(Dataset items)
== == ==
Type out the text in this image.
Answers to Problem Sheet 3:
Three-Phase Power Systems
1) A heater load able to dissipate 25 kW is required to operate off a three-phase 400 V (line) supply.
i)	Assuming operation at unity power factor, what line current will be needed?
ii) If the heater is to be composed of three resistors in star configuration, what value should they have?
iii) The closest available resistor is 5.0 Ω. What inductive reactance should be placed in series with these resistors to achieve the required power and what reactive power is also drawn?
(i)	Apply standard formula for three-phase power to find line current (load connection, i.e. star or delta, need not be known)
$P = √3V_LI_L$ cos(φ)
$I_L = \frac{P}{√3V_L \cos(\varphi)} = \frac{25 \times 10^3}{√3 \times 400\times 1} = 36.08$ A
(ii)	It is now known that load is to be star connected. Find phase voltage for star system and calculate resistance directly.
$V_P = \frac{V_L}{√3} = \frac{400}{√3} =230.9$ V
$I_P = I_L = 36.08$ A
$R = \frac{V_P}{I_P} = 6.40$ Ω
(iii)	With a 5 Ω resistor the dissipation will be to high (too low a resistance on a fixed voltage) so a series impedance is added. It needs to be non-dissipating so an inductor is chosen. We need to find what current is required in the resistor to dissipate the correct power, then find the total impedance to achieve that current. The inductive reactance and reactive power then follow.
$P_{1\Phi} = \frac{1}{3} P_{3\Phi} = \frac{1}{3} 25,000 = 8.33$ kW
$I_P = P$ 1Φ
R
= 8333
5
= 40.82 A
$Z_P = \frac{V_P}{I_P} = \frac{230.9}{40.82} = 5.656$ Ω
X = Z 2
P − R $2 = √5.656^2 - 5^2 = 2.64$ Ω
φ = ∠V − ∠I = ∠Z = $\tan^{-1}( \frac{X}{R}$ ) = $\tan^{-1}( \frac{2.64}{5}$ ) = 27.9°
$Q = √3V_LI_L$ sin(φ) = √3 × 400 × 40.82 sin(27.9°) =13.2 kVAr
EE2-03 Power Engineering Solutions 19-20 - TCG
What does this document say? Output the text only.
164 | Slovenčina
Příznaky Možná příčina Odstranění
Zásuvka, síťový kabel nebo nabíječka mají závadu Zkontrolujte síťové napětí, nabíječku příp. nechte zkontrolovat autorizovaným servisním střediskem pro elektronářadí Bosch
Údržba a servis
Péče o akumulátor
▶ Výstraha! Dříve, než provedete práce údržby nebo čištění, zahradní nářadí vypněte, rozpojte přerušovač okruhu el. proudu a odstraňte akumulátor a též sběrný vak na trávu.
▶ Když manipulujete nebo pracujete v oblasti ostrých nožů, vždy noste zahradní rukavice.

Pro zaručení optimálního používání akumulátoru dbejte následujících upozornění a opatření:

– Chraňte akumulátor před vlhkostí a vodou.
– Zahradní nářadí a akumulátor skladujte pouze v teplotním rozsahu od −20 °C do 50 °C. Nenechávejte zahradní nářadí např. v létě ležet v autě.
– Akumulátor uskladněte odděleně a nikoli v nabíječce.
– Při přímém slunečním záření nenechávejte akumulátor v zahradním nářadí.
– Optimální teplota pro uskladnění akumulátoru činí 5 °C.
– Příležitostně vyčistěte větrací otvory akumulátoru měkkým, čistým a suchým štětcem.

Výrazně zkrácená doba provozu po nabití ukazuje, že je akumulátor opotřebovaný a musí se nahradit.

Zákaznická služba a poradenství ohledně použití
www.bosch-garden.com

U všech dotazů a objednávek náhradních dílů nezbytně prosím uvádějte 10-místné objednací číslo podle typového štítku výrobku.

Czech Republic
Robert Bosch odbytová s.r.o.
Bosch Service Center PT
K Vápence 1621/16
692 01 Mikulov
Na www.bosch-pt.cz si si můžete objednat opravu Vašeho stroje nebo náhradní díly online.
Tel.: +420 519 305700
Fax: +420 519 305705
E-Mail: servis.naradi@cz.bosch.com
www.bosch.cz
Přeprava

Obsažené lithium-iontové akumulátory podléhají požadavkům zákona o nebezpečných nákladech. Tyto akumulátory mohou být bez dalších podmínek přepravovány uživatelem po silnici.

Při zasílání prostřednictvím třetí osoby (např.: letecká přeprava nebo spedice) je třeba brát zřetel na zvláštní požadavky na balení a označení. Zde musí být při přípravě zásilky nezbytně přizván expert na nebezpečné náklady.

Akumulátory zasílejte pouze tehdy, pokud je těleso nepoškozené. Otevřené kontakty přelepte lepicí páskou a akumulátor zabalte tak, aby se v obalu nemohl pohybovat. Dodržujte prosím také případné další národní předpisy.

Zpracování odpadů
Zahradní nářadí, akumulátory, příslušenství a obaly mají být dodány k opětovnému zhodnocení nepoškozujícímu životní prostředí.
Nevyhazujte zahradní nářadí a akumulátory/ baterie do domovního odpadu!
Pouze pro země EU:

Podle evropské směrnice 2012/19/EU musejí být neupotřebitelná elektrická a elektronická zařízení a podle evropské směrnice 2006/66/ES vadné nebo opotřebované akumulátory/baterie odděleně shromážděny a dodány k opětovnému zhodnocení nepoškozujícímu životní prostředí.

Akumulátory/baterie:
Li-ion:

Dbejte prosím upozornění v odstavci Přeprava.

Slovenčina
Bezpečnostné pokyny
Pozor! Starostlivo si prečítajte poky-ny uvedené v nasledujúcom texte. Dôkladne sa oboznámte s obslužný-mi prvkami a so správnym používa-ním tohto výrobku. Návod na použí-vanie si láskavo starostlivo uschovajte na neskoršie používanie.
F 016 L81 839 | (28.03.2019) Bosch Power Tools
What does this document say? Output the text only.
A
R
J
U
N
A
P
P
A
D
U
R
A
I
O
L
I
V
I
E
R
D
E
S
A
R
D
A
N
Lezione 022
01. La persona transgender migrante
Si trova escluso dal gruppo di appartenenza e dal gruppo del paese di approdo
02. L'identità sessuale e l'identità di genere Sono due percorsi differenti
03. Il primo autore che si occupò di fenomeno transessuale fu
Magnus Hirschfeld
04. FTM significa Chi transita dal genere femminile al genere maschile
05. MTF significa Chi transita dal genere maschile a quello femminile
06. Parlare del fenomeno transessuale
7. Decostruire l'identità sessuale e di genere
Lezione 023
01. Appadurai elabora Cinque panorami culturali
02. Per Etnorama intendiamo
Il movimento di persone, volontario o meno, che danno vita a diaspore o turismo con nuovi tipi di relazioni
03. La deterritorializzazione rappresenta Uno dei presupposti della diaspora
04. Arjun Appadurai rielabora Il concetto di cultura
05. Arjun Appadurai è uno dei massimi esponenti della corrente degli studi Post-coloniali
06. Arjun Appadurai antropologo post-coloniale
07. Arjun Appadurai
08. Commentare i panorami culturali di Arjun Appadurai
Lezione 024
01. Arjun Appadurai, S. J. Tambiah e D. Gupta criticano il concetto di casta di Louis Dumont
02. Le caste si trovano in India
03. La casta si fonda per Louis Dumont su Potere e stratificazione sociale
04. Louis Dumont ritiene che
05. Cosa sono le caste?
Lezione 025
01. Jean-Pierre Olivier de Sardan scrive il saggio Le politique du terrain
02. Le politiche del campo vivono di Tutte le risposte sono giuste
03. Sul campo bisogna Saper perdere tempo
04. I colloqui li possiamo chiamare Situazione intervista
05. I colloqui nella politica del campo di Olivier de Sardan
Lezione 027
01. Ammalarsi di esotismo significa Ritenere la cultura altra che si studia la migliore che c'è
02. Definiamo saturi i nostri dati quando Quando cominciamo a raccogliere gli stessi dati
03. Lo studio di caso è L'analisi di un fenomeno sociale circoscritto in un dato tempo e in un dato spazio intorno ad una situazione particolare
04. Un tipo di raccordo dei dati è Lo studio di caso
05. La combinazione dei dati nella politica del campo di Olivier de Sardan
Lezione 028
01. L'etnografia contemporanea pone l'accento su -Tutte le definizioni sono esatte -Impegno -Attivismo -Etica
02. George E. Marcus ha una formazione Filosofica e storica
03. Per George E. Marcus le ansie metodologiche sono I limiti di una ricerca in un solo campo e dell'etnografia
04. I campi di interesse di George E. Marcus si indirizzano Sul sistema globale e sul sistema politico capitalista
== == ==
**Challenge**
Where a line in the material above holds "baterie", copy that line.

**Response below**
Nevyhazujte zahradní nářadí a akumulátory/ baterie do domovního odpadu!
Podle evropské směrnice 2012/19/EU musejí být neupotřebitelná elektrická a elektronická zařízení a podle evropské směrnice 2006/66/ES vadné nebo opotřebované akumulátory/baterie odděleně shromážděny a dodány k opětovnému zhodnocení nepoškozujícímu životní prostředí.
Akumulátory/baterie:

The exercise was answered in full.